Problem to work on: Every line that contains the word "JSON" should be copied out.

++++ Records for this task ++++

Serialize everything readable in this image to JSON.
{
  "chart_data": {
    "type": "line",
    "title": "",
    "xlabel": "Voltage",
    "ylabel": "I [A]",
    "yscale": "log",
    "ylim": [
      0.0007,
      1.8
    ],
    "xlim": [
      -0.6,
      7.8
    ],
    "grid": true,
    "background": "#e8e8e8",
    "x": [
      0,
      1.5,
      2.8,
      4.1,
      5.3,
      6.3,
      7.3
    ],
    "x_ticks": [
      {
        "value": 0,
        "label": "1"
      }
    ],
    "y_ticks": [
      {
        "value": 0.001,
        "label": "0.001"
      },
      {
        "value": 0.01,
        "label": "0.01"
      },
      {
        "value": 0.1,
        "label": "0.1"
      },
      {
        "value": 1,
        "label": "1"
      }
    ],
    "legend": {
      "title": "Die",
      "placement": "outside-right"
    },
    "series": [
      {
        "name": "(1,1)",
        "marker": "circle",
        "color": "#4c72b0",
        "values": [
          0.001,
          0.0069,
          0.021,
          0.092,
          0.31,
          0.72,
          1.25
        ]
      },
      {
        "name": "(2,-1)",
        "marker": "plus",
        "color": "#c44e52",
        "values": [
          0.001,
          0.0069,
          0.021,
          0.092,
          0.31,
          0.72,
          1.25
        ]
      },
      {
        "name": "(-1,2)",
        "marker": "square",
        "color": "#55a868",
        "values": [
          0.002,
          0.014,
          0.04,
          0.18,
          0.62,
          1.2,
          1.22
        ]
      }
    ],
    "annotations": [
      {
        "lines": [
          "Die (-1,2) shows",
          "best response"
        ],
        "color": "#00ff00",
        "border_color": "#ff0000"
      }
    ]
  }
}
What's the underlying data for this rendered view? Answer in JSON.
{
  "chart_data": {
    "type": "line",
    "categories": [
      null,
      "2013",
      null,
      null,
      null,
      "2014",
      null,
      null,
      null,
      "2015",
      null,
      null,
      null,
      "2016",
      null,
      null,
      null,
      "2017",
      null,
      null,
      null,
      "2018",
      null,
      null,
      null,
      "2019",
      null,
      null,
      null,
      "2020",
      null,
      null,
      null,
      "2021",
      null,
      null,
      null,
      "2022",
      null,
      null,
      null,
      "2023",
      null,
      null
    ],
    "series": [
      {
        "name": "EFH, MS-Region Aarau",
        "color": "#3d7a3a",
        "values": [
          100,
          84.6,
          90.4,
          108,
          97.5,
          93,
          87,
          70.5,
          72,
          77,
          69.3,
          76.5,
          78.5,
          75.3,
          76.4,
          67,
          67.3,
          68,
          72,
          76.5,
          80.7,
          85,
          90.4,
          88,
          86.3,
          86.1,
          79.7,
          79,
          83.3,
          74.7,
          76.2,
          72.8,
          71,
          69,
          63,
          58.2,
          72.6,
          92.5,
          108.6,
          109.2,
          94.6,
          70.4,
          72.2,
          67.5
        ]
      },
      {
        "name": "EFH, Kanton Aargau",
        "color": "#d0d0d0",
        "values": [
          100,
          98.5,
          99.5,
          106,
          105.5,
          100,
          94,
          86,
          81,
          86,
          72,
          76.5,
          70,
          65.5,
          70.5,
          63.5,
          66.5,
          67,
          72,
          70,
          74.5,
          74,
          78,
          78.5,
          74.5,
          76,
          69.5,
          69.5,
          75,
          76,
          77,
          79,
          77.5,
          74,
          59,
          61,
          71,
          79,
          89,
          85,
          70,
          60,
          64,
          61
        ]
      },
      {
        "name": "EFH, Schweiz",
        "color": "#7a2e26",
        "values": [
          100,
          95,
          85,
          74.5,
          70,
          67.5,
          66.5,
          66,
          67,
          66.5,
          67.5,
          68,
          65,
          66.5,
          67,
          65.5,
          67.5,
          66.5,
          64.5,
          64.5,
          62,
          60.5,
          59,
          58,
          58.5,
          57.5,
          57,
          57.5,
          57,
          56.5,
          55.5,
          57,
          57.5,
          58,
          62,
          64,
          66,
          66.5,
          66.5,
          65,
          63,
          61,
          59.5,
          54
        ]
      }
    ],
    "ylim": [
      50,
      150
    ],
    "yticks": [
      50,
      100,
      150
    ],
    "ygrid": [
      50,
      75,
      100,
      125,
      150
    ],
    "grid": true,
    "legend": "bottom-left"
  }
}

++++

Response for this exercise:
Serialize everything readable in this image to JSON.
What's the underlying data for this rendered view? Answer in JSON.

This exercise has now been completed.